Check every line of the data below for the string "Virg", and copy the ones that hold it.

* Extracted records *

────────

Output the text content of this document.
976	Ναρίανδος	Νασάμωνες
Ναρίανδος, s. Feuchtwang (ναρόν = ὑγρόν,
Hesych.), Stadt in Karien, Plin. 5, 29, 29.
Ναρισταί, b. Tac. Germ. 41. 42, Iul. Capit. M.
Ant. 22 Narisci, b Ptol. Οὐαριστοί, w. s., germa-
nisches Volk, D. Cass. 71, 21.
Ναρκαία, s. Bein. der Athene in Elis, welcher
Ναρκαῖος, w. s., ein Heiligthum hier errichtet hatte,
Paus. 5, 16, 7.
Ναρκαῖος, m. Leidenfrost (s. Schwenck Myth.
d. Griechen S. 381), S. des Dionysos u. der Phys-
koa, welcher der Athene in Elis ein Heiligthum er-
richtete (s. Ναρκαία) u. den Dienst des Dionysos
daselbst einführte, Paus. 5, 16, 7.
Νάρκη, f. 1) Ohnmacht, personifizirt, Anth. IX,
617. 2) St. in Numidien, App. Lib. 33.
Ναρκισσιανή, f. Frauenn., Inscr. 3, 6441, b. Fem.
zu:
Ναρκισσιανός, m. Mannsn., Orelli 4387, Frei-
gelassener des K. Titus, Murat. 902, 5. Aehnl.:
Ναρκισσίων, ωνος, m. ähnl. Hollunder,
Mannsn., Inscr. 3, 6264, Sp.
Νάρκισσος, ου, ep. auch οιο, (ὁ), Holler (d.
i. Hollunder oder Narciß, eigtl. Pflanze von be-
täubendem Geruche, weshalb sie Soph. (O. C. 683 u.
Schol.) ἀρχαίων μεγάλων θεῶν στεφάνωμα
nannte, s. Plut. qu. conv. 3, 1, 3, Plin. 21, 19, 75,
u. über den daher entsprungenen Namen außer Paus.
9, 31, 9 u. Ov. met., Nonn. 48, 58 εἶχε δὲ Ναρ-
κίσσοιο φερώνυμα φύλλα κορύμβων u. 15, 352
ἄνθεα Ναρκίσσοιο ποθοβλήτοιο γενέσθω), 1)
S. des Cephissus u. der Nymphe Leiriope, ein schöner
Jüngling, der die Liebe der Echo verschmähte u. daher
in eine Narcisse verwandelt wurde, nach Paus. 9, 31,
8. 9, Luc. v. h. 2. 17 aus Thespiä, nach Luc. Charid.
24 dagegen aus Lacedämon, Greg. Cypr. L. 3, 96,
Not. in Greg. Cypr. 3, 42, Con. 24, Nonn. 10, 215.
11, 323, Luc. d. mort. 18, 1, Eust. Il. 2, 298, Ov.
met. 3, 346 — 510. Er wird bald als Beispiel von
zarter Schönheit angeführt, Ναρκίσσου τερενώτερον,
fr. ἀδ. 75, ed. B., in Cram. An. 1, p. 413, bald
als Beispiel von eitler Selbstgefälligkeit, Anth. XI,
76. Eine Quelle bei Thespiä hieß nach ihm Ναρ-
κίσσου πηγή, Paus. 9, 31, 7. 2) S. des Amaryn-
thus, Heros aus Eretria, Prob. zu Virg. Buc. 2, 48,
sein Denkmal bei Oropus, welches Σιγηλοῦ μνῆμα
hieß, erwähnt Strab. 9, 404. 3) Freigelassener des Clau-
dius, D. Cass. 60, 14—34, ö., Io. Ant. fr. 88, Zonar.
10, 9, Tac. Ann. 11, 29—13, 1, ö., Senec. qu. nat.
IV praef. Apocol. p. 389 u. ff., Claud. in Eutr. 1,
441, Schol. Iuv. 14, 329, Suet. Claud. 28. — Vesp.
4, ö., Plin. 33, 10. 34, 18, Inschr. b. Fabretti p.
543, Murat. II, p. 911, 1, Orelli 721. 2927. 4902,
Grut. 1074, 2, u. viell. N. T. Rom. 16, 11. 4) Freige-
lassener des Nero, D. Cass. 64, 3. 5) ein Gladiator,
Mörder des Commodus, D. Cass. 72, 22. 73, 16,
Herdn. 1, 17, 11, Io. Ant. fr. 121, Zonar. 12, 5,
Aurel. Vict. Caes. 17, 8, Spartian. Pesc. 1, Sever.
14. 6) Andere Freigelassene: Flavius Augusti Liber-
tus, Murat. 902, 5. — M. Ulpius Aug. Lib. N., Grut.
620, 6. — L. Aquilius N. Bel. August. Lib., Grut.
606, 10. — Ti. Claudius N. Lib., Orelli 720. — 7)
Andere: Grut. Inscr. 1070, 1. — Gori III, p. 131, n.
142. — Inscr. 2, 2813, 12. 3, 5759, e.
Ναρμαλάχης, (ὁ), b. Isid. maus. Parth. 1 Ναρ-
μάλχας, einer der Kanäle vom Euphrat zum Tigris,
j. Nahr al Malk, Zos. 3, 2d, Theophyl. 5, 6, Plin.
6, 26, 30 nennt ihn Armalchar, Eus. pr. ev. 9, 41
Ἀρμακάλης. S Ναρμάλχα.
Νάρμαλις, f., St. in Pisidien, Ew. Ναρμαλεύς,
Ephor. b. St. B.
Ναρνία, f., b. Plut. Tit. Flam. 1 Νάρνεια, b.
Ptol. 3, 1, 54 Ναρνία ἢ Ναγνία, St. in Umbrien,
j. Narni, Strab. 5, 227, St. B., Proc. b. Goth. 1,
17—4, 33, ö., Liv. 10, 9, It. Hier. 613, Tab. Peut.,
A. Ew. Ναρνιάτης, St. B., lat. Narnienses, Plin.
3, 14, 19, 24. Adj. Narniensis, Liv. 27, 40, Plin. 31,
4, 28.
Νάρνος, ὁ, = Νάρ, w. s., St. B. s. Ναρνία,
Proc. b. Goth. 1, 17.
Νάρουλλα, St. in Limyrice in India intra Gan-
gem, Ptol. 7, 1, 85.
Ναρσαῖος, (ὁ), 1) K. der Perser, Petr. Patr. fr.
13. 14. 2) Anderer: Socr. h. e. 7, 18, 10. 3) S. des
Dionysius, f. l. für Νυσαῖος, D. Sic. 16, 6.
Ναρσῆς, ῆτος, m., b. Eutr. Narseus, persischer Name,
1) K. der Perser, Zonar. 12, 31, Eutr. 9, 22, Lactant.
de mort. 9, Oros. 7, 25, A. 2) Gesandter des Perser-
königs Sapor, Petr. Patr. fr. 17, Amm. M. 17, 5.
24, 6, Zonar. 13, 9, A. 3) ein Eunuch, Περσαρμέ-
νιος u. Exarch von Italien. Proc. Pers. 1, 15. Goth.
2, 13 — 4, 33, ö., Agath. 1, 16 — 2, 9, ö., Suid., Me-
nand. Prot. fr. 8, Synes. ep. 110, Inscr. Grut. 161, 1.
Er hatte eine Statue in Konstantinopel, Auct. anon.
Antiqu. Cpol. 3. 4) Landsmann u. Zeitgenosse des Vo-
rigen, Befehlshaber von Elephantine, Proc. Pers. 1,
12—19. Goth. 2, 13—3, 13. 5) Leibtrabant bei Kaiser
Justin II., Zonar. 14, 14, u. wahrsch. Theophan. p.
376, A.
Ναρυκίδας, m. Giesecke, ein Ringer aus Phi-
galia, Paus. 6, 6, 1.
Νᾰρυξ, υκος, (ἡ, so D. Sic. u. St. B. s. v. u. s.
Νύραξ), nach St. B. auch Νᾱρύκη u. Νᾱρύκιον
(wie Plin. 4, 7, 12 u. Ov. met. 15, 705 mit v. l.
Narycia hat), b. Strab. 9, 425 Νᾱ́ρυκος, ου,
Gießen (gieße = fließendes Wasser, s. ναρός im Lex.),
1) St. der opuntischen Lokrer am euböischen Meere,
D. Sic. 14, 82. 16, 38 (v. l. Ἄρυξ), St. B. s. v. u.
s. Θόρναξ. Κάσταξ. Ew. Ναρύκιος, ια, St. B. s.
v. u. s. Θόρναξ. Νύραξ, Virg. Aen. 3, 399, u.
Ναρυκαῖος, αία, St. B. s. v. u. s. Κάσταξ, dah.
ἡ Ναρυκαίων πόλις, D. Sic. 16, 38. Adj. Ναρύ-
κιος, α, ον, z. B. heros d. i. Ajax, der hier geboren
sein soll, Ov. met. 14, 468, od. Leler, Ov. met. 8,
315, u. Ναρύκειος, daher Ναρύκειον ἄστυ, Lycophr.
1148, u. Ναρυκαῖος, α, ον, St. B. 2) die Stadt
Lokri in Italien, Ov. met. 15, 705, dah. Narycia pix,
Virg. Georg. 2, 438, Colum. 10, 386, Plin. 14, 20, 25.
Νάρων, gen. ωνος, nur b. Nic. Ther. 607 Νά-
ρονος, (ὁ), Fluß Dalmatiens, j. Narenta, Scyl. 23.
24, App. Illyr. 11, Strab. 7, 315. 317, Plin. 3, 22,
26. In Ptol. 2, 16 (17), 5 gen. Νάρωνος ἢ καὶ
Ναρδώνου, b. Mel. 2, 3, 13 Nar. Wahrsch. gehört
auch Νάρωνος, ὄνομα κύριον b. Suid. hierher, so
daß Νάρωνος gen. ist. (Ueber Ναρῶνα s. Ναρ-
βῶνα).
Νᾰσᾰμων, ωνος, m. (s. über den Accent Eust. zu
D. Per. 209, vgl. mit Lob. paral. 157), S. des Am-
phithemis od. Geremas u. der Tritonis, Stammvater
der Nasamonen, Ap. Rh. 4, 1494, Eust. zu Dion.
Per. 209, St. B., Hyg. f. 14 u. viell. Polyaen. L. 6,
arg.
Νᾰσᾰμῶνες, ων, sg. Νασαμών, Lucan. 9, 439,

────────

* Exercise response *
thus, Heros aus Eretria, Prob. zu Virg. Buc. 2, 48,
v. u. s. Θόρναξ. Νύραξ, Virg. Aen. 3, 399, u.
Virg. Georg. 2, 438, Colum. 10, 386, Plin. 14, 20, 25.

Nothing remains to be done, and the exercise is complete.